All the data must come back unchanged, except that pictures are left out.
----- Records supplied
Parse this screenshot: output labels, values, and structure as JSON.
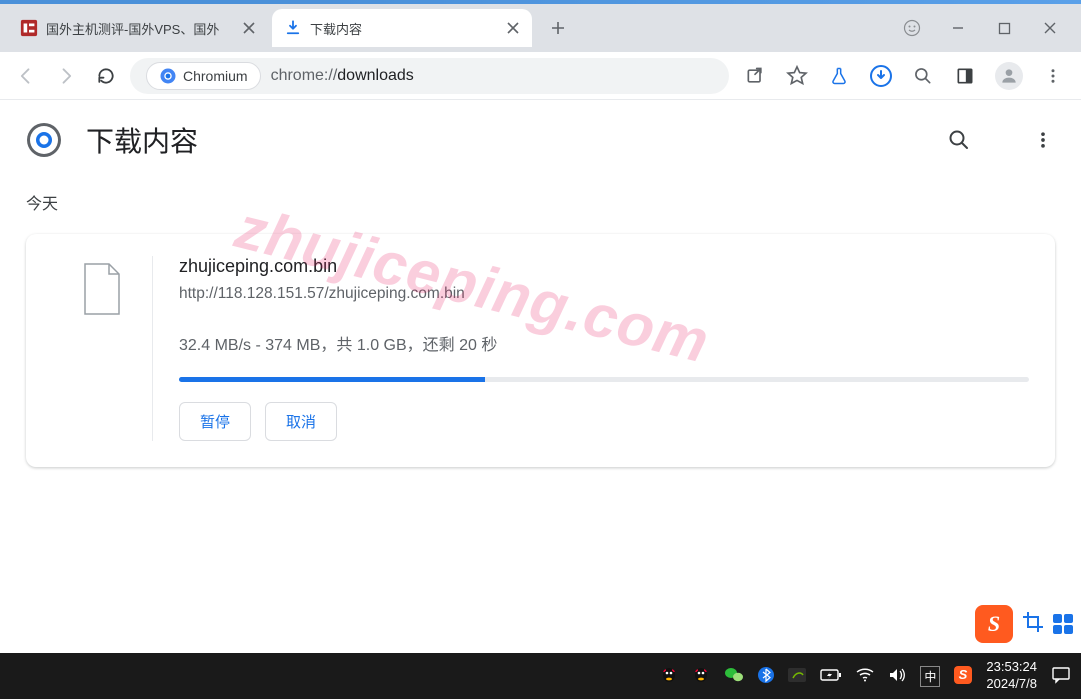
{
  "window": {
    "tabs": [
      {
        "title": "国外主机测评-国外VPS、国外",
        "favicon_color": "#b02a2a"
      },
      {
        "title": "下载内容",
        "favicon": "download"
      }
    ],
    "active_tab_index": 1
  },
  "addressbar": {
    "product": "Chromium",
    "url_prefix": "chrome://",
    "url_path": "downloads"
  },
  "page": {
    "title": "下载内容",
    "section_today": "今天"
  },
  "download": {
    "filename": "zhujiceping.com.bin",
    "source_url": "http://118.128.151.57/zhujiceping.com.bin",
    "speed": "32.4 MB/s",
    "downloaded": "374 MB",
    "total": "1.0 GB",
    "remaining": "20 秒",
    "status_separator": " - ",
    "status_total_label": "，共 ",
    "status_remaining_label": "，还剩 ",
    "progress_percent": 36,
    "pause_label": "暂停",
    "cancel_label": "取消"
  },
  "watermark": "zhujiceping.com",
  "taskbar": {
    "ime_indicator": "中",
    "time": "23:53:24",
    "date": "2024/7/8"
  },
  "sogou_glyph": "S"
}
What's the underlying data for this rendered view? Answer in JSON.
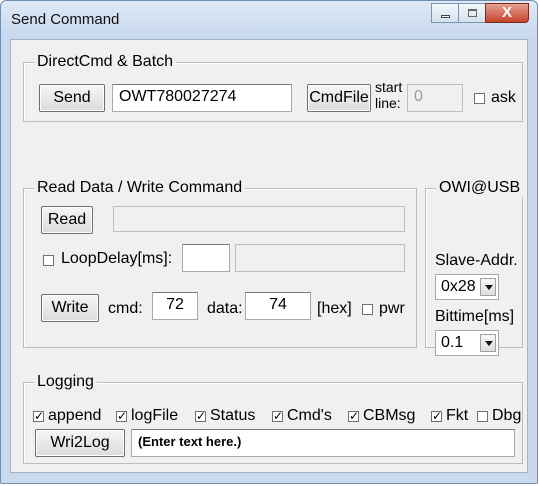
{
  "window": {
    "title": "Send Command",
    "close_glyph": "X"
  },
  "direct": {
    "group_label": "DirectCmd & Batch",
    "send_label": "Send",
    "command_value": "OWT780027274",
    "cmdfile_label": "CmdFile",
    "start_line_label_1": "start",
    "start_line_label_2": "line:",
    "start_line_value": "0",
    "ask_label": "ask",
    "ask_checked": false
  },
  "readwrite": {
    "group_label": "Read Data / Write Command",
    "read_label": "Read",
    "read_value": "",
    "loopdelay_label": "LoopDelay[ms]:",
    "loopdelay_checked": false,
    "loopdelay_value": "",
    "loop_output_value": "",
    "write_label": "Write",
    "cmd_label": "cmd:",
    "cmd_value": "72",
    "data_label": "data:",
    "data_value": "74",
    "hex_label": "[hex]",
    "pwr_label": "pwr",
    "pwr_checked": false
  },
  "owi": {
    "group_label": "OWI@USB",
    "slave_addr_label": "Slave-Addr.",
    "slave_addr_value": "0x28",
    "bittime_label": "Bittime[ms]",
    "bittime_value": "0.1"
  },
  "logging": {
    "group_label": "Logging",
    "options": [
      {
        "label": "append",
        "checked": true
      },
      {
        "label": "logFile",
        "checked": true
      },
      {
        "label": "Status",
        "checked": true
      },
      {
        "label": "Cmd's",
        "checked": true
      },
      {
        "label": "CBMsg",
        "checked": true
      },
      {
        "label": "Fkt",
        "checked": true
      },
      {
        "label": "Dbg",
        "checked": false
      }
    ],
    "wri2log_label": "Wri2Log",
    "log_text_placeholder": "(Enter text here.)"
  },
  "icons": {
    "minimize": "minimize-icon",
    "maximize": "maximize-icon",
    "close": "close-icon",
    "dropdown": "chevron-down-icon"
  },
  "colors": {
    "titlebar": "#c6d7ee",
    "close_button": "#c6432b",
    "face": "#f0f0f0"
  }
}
----------
#### Finished task:
Parse this screenshot: output labels, values, and structure as JSON.
{
  "window": {
    "tabs": [
      {
        "title": "国外主机测评-国外VPS、国外",
        "favicon_color": "#b02a2a"
      },
      {
        "title": "下载内容",
        "favicon": "download"
      }
    ],
    "active_tab_index": 1
  },
  "addressbar": {
    "product": "Chromium",
    "url_prefix": "chrome://",
    "url_path": "downloads"
  },
  "page": {
    "title": "下载内容",
    "section_today": "今天"
  },
  "download": {
    "filename": "zhujiceping.com.bin",
    "source_url": "http://118.128.151.57/zhujiceping.com.bin",
    "speed": "32.4 MB/s",
    "downloaded": "374 MB",
    "total": "1.0 GB",
    "remaining": "20 秒",
    "status_separator": " - ",
    "status_total_label": "，共 ",
    "status_remaining_label": "，还剩 ",
    "progress_percent": 36,
    "pause_label": "暂停",
    "cancel_label": "取消"
  },
  "watermark": "zhujiceping.com",
  "taskbar": {
    "ime_indicator": "中",
    "time": "23:53:24",
    "date": "2024/7/8"
  },
  "sogou_glyph": "S"
}
What's the underlying data for this rendered view? Answer in JSON.
{
  "window": {
    "title": "Send Command",
    "close_glyph": "X"
  },
  "direct": {
    "group_label": "DirectCmd & Batch",
    "send_label": "Send",
    "command_value": "OWT780027274",
    "cmdfile_label": "CmdFile",
    "start_line_label_1": "start",
    "start_line_label_2": "line:",
    "start_line_value": "0",
    "ask_label": "ask",
    "ask_checked": false
  },
  "readwrite": {
    "group_label": "Read Data / Write Command",
    "read_label": "Read",
    "read_value": "",
    "loopdelay_label": "LoopDelay[ms]:",
    "loopdelay_checked": false,
    "loopdelay_value": "",
    "loop_output_value": "",
    "write_label": "Write",
    "cmd_label": "cmd:",
    "cmd_value": "72",
    "data_label": "data:",
    "data_value": "74",
    "hex_label": "[hex]",
    "pwr_label": "pwr",
    "pwr_checked": false
  },
  "owi": {
    "group_label": "OWI@USB",
    "slave_addr_label": "Slave-Addr.",
    "slave_addr_value": "0x28",
    "bittime_label": "Bittime[ms]",
    "bittime_value": "0.1"
  },
  "logging": {
    "group_label": "Logging",
    "options": [
      {
        "label": "append",
        "checked": true
      },
      {
        "label": "logFile",
        "checked": true
      },
      {
        "label": "Status",
        "checked": true
      },
      {
        "label": "Cmd's",
        "checked": true
      },
      {
        "label": "CBMsg",
        "checked": true
      },
      {
        "label": "Fkt",
        "checked": true
      },
      {
        "label": "Dbg",
        "checked": false
      }
    ],
    "wri2log_label": "Wri2Log",
    "log_text_placeholder": "(Enter text here.)"
  },
  "icons": {
    "minimize": "minimize-icon",
    "maximize": "maximize-icon",
    "close": "close-icon",
    "dropdown": "chevron-down-icon"
  },
  "colors": {
    "titlebar": "#c6d7ee",
    "close_button": "#c6432b",
    "face": "#f0f0f0"
  }
}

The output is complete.